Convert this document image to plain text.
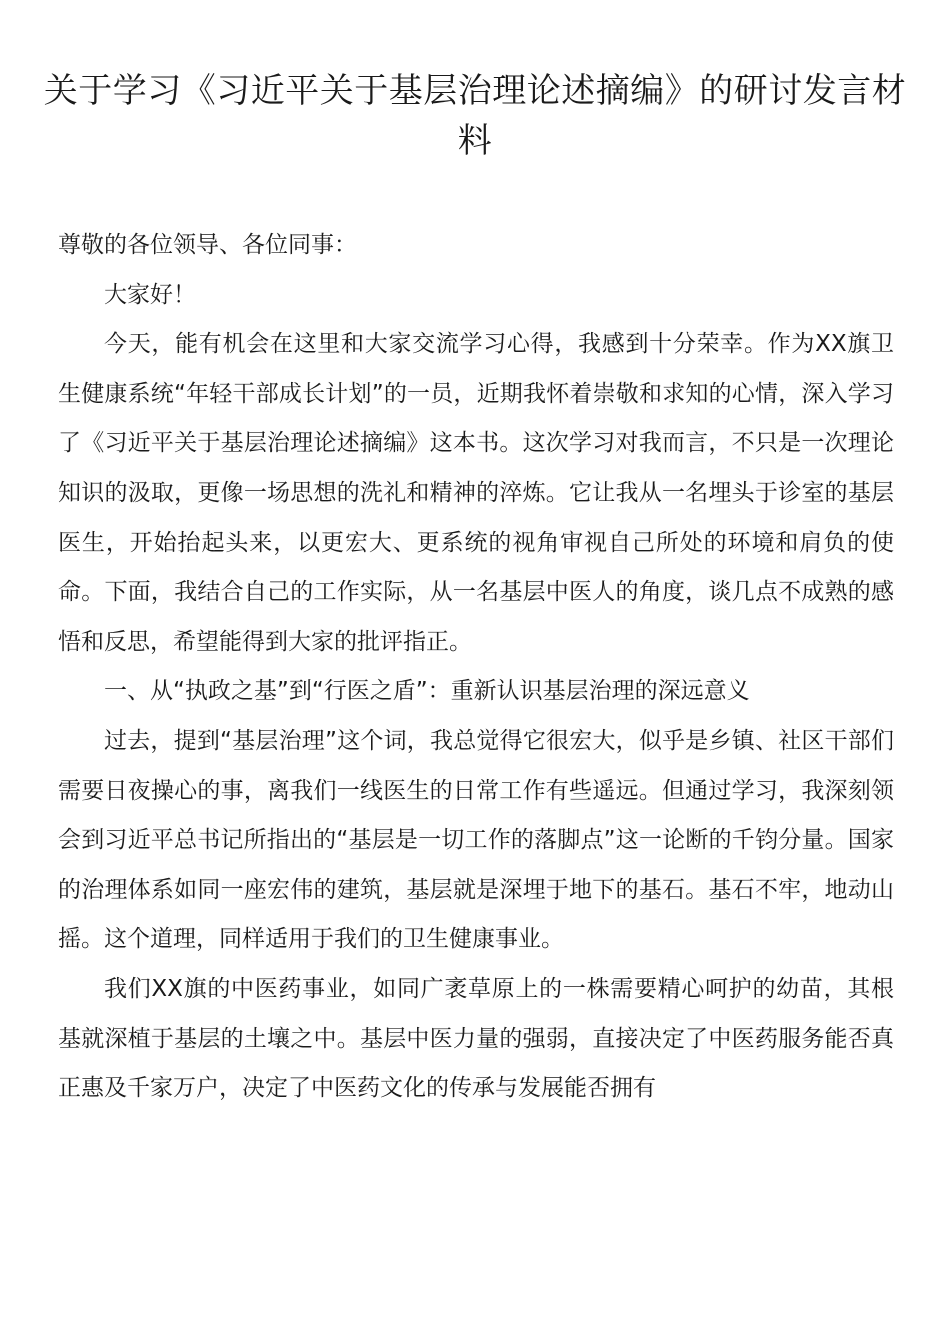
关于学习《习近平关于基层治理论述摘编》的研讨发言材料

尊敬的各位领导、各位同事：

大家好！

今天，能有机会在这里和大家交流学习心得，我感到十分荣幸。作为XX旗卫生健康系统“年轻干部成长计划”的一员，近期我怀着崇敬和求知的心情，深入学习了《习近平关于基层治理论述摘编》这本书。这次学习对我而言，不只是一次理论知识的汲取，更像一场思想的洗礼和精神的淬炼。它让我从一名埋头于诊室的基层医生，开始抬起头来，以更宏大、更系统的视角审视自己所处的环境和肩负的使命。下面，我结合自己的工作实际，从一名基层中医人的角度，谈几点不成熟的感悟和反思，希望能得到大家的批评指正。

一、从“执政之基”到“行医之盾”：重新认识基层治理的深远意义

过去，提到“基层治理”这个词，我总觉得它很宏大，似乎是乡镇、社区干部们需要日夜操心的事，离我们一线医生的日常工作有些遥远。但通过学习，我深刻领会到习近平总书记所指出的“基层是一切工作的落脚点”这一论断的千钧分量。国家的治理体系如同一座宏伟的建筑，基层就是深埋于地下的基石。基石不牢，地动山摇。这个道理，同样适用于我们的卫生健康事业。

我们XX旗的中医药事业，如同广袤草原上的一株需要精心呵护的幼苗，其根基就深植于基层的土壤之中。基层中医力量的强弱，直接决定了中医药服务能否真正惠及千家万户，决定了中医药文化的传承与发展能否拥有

◆ **Instructions to follow**
Report how many lines in these entries contain "习近平关于基层治理论述摘编". Answer with the number only.

◆ **Written solution**
2